Collection entries:
◇ ◇ ◇

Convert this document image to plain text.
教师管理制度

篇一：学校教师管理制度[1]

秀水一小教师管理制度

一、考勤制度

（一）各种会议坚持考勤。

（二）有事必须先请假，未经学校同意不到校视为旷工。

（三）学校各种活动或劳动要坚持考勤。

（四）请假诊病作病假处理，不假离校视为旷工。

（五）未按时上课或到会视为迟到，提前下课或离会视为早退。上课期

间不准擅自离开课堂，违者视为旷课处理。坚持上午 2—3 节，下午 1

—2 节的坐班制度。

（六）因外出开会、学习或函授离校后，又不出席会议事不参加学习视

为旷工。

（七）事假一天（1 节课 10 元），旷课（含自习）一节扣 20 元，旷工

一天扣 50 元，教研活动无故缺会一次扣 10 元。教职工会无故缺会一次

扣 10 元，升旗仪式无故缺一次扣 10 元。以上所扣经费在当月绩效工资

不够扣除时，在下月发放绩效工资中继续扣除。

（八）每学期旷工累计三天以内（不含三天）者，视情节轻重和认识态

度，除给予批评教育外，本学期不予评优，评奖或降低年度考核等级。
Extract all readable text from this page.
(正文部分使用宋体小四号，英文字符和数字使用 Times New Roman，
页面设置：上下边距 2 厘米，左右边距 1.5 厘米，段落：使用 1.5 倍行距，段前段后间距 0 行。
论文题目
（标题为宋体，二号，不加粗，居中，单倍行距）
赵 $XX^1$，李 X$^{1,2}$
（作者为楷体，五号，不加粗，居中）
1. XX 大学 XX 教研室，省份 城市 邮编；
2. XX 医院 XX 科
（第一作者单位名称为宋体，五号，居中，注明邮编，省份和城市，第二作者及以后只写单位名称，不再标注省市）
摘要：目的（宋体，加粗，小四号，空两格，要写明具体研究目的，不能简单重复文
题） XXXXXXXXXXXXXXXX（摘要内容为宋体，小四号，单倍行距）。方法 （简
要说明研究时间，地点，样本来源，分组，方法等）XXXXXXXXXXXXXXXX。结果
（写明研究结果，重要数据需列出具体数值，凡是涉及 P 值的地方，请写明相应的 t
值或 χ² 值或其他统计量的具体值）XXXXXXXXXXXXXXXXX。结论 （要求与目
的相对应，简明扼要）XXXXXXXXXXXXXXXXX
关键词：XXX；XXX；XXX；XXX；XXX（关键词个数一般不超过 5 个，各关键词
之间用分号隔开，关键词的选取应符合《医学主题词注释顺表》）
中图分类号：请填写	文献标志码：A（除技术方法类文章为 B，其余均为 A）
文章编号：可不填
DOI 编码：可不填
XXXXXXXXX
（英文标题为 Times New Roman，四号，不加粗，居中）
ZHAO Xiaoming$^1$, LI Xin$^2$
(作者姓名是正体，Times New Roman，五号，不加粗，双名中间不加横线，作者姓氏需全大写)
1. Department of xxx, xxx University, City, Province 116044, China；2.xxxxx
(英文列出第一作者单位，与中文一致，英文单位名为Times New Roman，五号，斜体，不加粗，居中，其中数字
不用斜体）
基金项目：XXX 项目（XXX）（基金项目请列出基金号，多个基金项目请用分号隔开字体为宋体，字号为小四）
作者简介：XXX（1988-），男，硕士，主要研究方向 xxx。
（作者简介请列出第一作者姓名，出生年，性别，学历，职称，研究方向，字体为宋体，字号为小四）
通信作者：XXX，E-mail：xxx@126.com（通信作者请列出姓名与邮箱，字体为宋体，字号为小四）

◇ ◇ ◇

Copy each line of the records above that carries the word "字号为小四".

Problem solution:
基金项目：XXX 项目（XXX）（基金项目请列出基金号，多个基金项目请用分号隔开字体为宋体，字号为小四）
（作者简介请列出第一作者姓名，出生年，性别，学历，职称，研究方向，字体为宋体，字号为小四）
通信作者：XXX，E-mail：xxx@126.com（通信作者请列出姓名与邮箱，字体为宋体，字号为小四）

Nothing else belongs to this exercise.